■ Data provided:
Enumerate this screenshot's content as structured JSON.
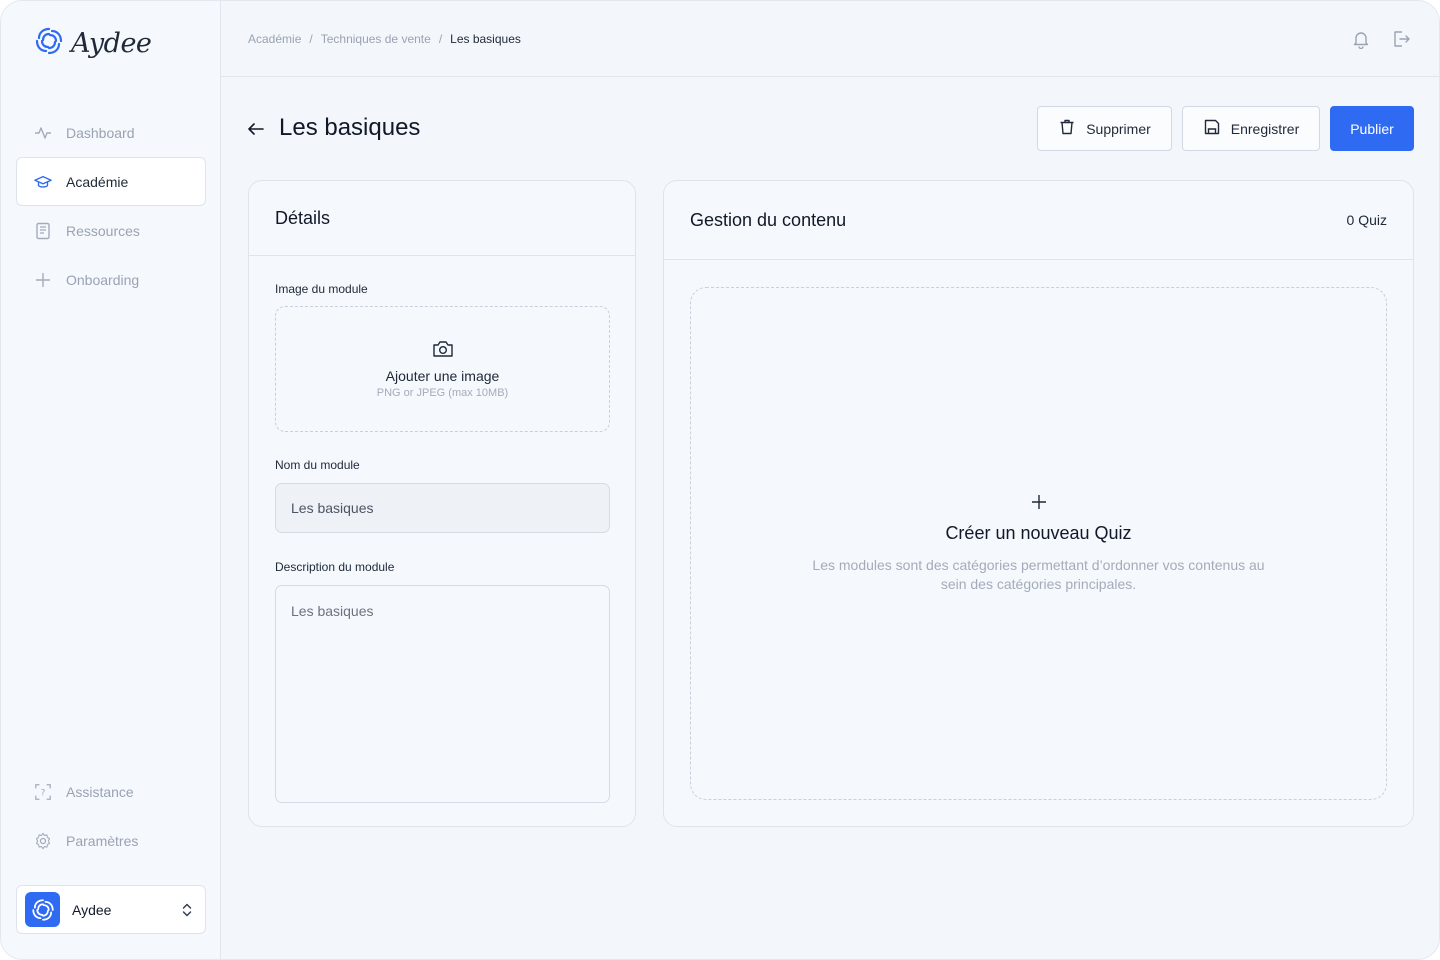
{
  "brand": {
    "name": "Aydee",
    "accent": "#2f6bf2"
  },
  "sidebar": {
    "items": [
      {
        "label": "Dashboard",
        "icon": "activity-icon",
        "active": false
      },
      {
        "label": "Académie",
        "icon": "graduation-cap-icon",
        "active": true
      },
      {
        "label": "Ressources",
        "icon": "notebook-icon",
        "active": false
      },
      {
        "label": "Onboarding",
        "icon": "plus-icon",
        "active": false
      }
    ],
    "bottom_items": [
      {
        "label": "Assistance",
        "icon": "help-frame-icon"
      },
      {
        "label": "Paramètres",
        "icon": "gear-icon"
      }
    ],
    "account": {
      "name": "Aydee"
    }
  },
  "breadcrumb": {
    "items": [
      "Académie",
      "Techniques de vente",
      "Les basiques"
    ],
    "separator": "/"
  },
  "page": {
    "title": "Les basiques",
    "actions": {
      "delete_label": "Supprimer",
      "save_label": "Enregistrer",
      "publish_label": "Publier"
    }
  },
  "details": {
    "title": "Détails",
    "image_label": "Image du module",
    "image_cta": "Ajouter une image",
    "image_hint": "PNG or JPEG (max 10MB)",
    "name_label": "Nom du module",
    "name_value": "Les basiques",
    "description_label": "Description du module",
    "description_value": "Les basiques"
  },
  "content": {
    "title": "Gestion du contenu",
    "quiz_count": "0 Quiz",
    "empty_title": "Créer un nouveau Quiz",
    "empty_description": "Les modules sont des catégories permettant d’ordonner vos contenus au sein des catégories principales."
  }
}
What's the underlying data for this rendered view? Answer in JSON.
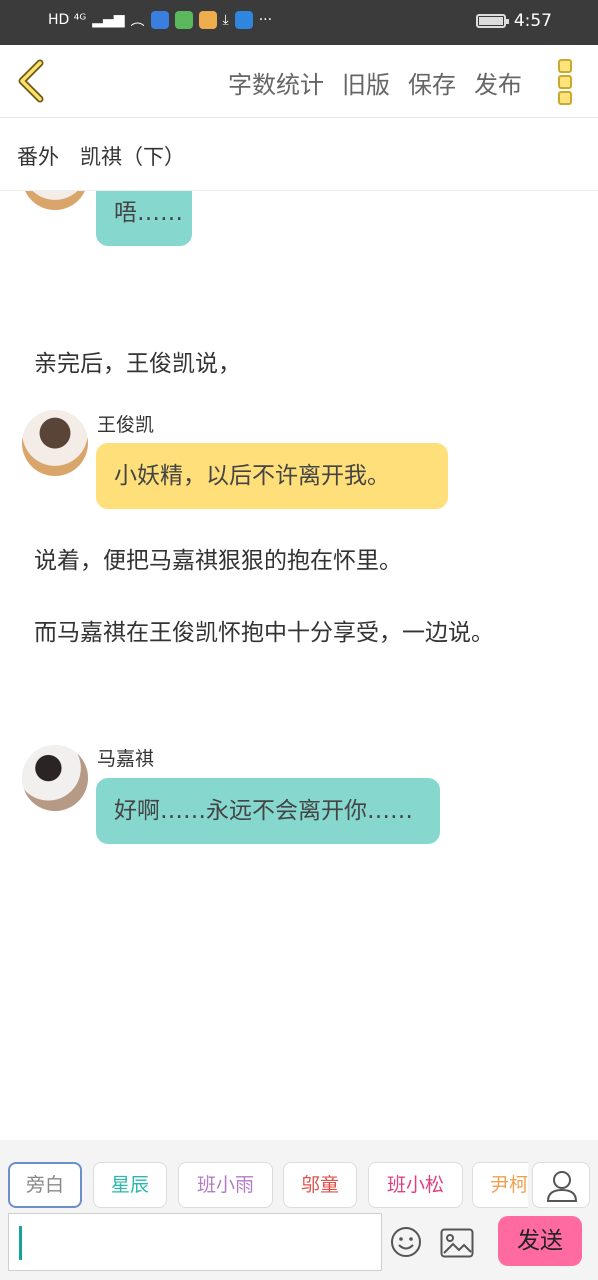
{
  "status_bar": {
    "left_text": "HD ⁴ᴳ",
    "time": "4:57"
  },
  "toolbar": {
    "items": [
      "字数统计",
      "旧版",
      "保存",
      "发布"
    ]
  },
  "chapter": {
    "tag": "番外",
    "name": "凯祺（下）"
  },
  "messages": {
    "top_bubble": "唔……",
    "narration_1": "亲完后，王俊凯说，",
    "speaker_1": "王俊凯",
    "bubble_1": "小妖精，以后不许离开我。",
    "narration_2": "说着，便把马嘉祺狠狠的抱在怀里。",
    "narration_3": "而马嘉祺在王俊凯怀抱中十分享受，一边说。",
    "speaker_2": "马嘉祺",
    "bubble_2": "好啊……永远不会离开你……"
  },
  "characters": [
    {
      "label": "旁白",
      "color": "#888888"
    },
    {
      "label": "星辰",
      "color": "#2bb7a9"
    },
    {
      "label": "班小雨",
      "color": "#b57bc7"
    },
    {
      "label": "邬童",
      "color": "#e0514a"
    },
    {
      "label": "班小松",
      "color": "#e0417f"
    },
    {
      "label": "尹柯",
      "color": "#f0a050"
    }
  ],
  "input": {
    "value": "",
    "placeholder": ""
  },
  "send_label": "发送",
  "colors": {
    "accent": "#ff6aa0",
    "teal": "#86d8cf",
    "yellow": "#ffdf7a"
  }
}
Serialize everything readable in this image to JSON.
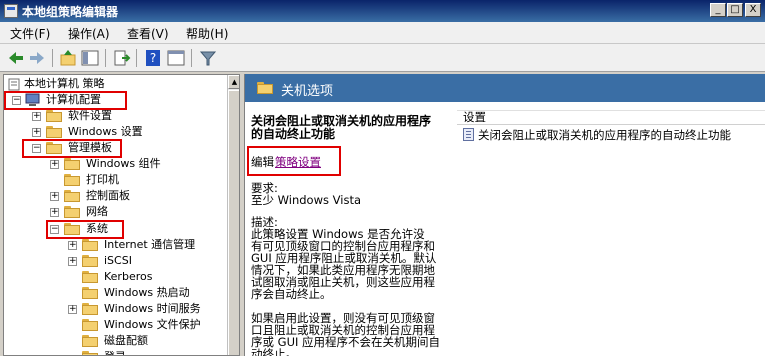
{
  "window": {
    "title": "本地组策略编辑器",
    "controls": {
      "minimize": "_",
      "maximize": "□",
      "close": "X"
    }
  },
  "menu": [
    {
      "label": "文件(F)"
    },
    {
      "label": "操作(A)"
    },
    {
      "label": "查看(V)"
    },
    {
      "label": "帮助(H)"
    }
  ],
  "toolbar": {
    "buttons": [
      "back-icon",
      "forward-icon",
      "up-folder-icon",
      "show-hide-tree-icon",
      "export-list-icon",
      "help-icon",
      "properties-icon",
      "filter-icon"
    ]
  },
  "tree": {
    "root": "本地计算机 策略",
    "computer_config": "计算机配置",
    "software_settings": "软件设置",
    "windows_settings": "Windows 设置",
    "admin_templates": "管理模板",
    "windows_components": "Windows 组件",
    "printers": "打印机",
    "control_panel": "控制面板",
    "network": "网络",
    "system": "系统",
    "internet_comm": "Internet 通信管理",
    "iscsi": "iSCSI",
    "kerberos": "Kerberos",
    "time_sync": "Windows 热启动",
    "time_service": "Windows 时间服务",
    "file_protection": "Windows 文件保护",
    "disk_quota": "磁盘配额",
    "logon": "登录"
  },
  "right": {
    "header": "关机选项",
    "desc_title_1": "关闭会阻止或取消关机的应用程序",
    "desc_title_2": "的自动终止功能",
    "edit_prefix": "编辑",
    "edit_link": "策略设置",
    "req_label": "要求:",
    "req_value": "至少 Windows Vista",
    "desc_label": "描述:",
    "desc_lines": [
      "此策略设置 Windows 是否允许没",
      "有可见顶级窗口的控制台应用程序和",
      "GUI 应用程序阻止或取消关机。默认",
      "情况下，如果此类应用程序无限期地",
      "试图取消或阻止关机，则这些应用程",
      "序会自动终止。",
      "",
      "如果启用此设置，则没有可见顶级窗",
      "口且阻止或取消关机的控制台应用程",
      "序或 GUI 应用程序不会在关机期间自",
      "动终止。"
    ],
    "settings_header": "设置",
    "settings_item": "关闭会阻止或取消关机的应用程序的自动终止功能"
  },
  "colors": {
    "titlebar": "#0a246a",
    "right_header": "#3a6ea5",
    "highlight_box": "#e00000",
    "link": "#800080"
  }
}
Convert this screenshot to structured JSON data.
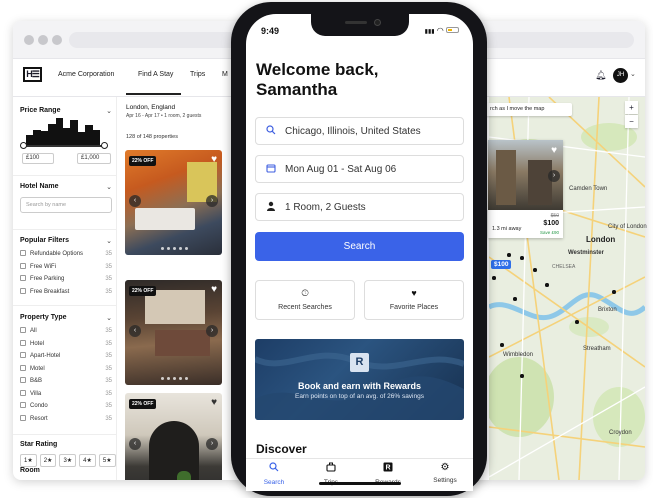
{
  "desktop": {
    "nav": {
      "logo_text": "H☰",
      "company": "Acme Corporation",
      "tabs": [
        "Find A Stay",
        "Trips",
        "M"
      ],
      "avatar_initials": "JH"
    },
    "filters": {
      "price_range": {
        "title": "Price Range",
        "min_value": "£100",
        "max_value": "£1,000",
        "histogram": [
          0.35,
          0.55,
          0.5,
          0.75,
          0.95,
          0.6,
          0.9,
          0.45,
          0.7,
          0.55
        ]
      },
      "hotel_name": {
        "title": "Hotel Name",
        "placeholder": "Search by name"
      },
      "popular_filters": {
        "title": "Popular Filters",
        "items": [
          {
            "label": "Refundable Options",
            "count": "35"
          },
          {
            "label": "Free WiFi",
            "count": "35"
          },
          {
            "label": "Free Parking",
            "count": "35"
          },
          {
            "label": "Free Breakfast",
            "count": "35"
          }
        ]
      },
      "property_type": {
        "title": "Property Type",
        "items": [
          {
            "label": "All",
            "count": "35"
          },
          {
            "label": "Hotel",
            "count": "35"
          },
          {
            "label": "Apart-Hotel",
            "count": "35"
          },
          {
            "label": "Motel",
            "count": "35"
          },
          {
            "label": "B&B",
            "count": "35"
          },
          {
            "label": "Villa",
            "count": "35"
          },
          {
            "label": "Condo",
            "count": "35"
          },
          {
            "label": "Resort",
            "count": "35"
          }
        ]
      },
      "star_rating": {
        "title": "Star Rating",
        "options": [
          "1★",
          "2★",
          "3★",
          "4★",
          "5★"
        ]
      },
      "room": {
        "title": "Room"
      }
    },
    "listings": {
      "city": "London, England",
      "dates": "Apr 16 - Apr 17 • 1 room, 2 guests",
      "count": "128 of 148 properties",
      "cards": [
        {
          "badge": "22% OFF"
        },
        {
          "badge": "22% OFF"
        },
        {
          "badge": "22% OFF"
        }
      ]
    },
    "map": {
      "search_toggle": "rch as I move the map",
      "zoom_in": "+",
      "zoom_out": "−",
      "labels": {
        "camden": "Camden Town",
        "city": "City of London",
        "london": "London",
        "westminster": "Westminster",
        "chelsea": "CHELSEA",
        "brixton": "Brixton",
        "wimbledon": "Wimbledon",
        "streatham": "Streatham",
        "croydon": "Croydon"
      },
      "price_pin": "$100",
      "hotel_card": {
        "distance": "1.3 mi away",
        "old_price": "$50",
        "price": "$100",
        "save": "Save £90"
      }
    }
  },
  "phone": {
    "status": {
      "time": "9:49",
      "signal": "▮▮▮",
      "wifi": "◠"
    },
    "welcome_line1": "Welcome back,",
    "welcome_line2": "Samantha",
    "location": "Chicago, Illinois, United States",
    "dates": "Mon Aug 01 - Sat Aug 06",
    "guests": "1 Room, 2 Guests",
    "search_label": "Search",
    "recent_searches": "Recent Searches",
    "favorite_places": "Favorite Places",
    "banner": {
      "logo": "R",
      "title": "Book and earn with Rewards",
      "subtitle": "Earn points on top of an avg. of 26% savings"
    },
    "discover": "Discover",
    "tabs": [
      "Search",
      "Trips",
      "Rewards",
      "Settings"
    ],
    "icons": {
      "location": "search-icon",
      "dates": "calendar-icon",
      "guests": "person-icon",
      "recent": "clock-icon",
      "favorites": "heart-icon",
      "tab_search": "search-icon",
      "tab_trips": "suitcase-icon",
      "tab_rewards": "rewards-icon",
      "tab_settings": "gear-icon"
    },
    "colors": {
      "accent": "#3a63e8",
      "banner": "#1d3d66"
    }
  }
}
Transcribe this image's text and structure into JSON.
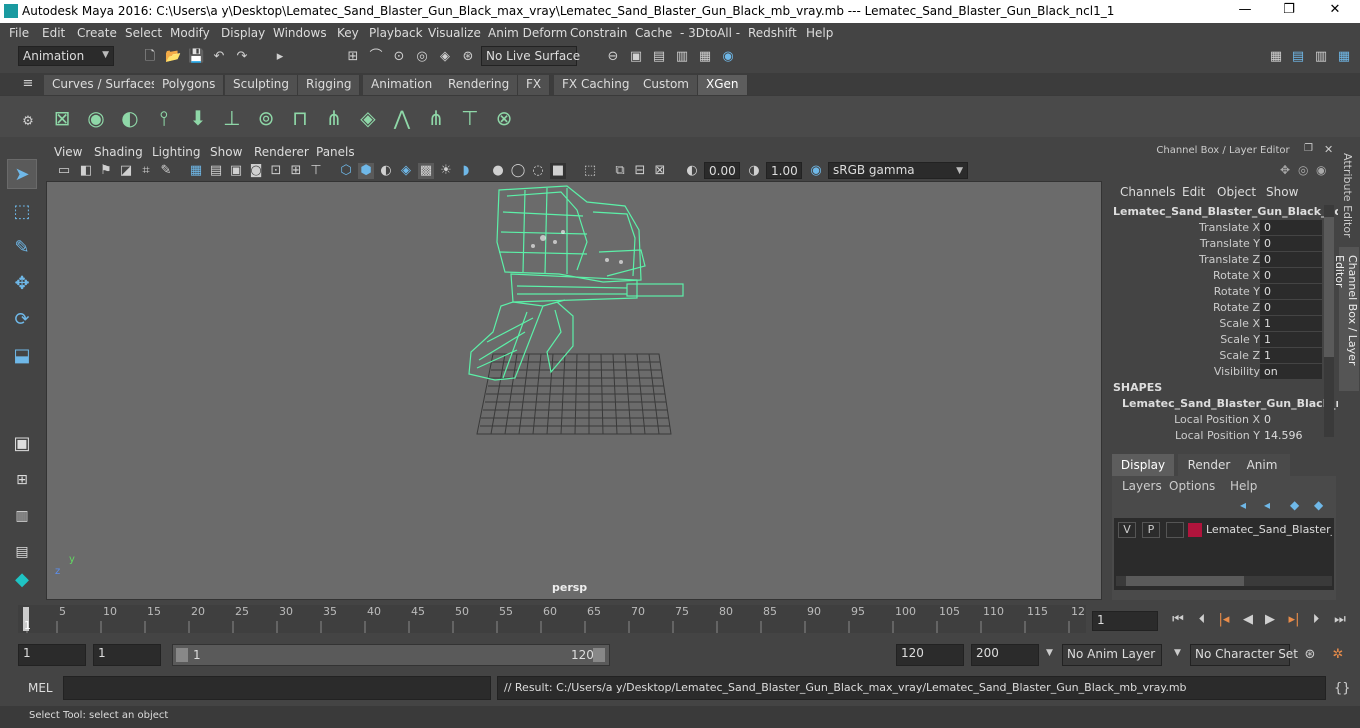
{
  "window": {
    "title": "Autodesk Maya 2016: C:\\Users\\a y\\Desktop\\Lematec_Sand_Blaster_Gun_Black_max_vray\\Lematec_Sand_Blaster_Gun_Black_mb_vray.mb   ---   Lematec_Sand_Blaster_Gun_Black_ncl1_1",
    "minimize": "—",
    "maximize": "❐",
    "close": "✕"
  },
  "menubar": [
    "File",
    "Edit",
    "Create",
    "Select",
    "Modify",
    "Display",
    "Windows",
    "Key",
    "Playback",
    "Visualize",
    "Anim Deform",
    "Constrain",
    "Cache",
    "- 3DtoAll -",
    "Redshift",
    "Help"
  ],
  "statusline": {
    "mode": "Animation",
    "live_surface": "No Live Surface"
  },
  "shelf_tabs": [
    "Curves / Surfaces",
    "Polygons",
    "Sculpting",
    "Rigging",
    "Animation",
    "Rendering",
    "FX",
    "FX Caching",
    "Custom",
    "XGen"
  ],
  "shelf_active": "XGen",
  "viewport": {
    "menu": [
      "View",
      "Shading",
      "Lighting",
      "Show",
      "Renderer",
      "Panels"
    ],
    "exposure": "0.00",
    "gamma": "1.00",
    "color_space": "sRGB gamma",
    "camera_label": "persp",
    "axis_y": "y",
    "axis_z": "z"
  },
  "channel_box": {
    "header": "Channel Box / Layer Editor",
    "menu": [
      "Channels",
      "Edit",
      "Object",
      "Show"
    ],
    "object_name": "Lematec_Sand_Blaster_Gun_Black_ncl...",
    "attributes": [
      {
        "label": "Translate X",
        "value": "0"
      },
      {
        "label": "Translate Y",
        "value": "0"
      },
      {
        "label": "Translate Z",
        "value": "0"
      },
      {
        "label": "Rotate X",
        "value": "0"
      },
      {
        "label": "Rotate Y",
        "value": "0"
      },
      {
        "label": "Rotate Z",
        "value": "0"
      },
      {
        "label": "Scale X",
        "value": "1"
      },
      {
        "label": "Scale Y",
        "value": "1"
      },
      {
        "label": "Scale Z",
        "value": "1"
      },
      {
        "label": "Visibility",
        "value": "on"
      }
    ],
    "shapes_heading": "SHAPES",
    "shape_name": "Lematec_Sand_Blaster_Gun_Black_n...",
    "shape_attributes": [
      {
        "label": "Local Position X",
        "value": "0"
      },
      {
        "label": "Local Position Y",
        "value": "14.596"
      }
    ]
  },
  "layer_editor": {
    "tabs": [
      "Display",
      "Render",
      "Anim"
    ],
    "active_tab": "Display",
    "menu": [
      "Layers",
      "Options",
      "Help"
    ],
    "layer": {
      "v": "V",
      "p": "P",
      "name": "Lematec_Sand_Blaster_G",
      "color": "#b0143c"
    }
  },
  "side_tabs": [
    "Attribute Editor",
    "Channel Box / Layer Editor"
  ],
  "timeline": {
    "ticks": [
      "5",
      "10",
      "15",
      "20",
      "25",
      "30",
      "35",
      "40",
      "45",
      "50",
      "55",
      "60",
      "65",
      "70",
      "75",
      "80",
      "85",
      "90",
      "95",
      "100",
      "105",
      "110",
      "115",
      "12"
    ],
    "current_frame_marker": "1",
    "current_frame_field": "1"
  },
  "range": {
    "start": "1",
    "playback_start": "1",
    "slider_start": "1",
    "slider_end": "120",
    "playback_end": "120",
    "end": "200",
    "anim_layer": "No Anim Layer",
    "character_set": "No Character Set"
  },
  "command": {
    "lang": "MEL",
    "result": "// Result: C:/Users/a y/Desktop/Lematec_Sand_Blaster_Gun_Black_max_vray/Lematec_Sand_Blaster_Gun_Black_mb_vray.mb"
  },
  "helpline": "Select Tool: select an object",
  "colors": {
    "wireframe": "#5cf0a8",
    "accent": "#6fb8e8",
    "layer_color": "#b0143c"
  }
}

■ Instructions to follow: Gather each line of the listing that holds the string "dates".

■ Worked solution:
      "dates": "Apr 16 - Apr 17 • 1 room, 2 guests",
    "dates": "Mon Aug 01 - Sat Aug 06",
      "dates": "calendar-icon",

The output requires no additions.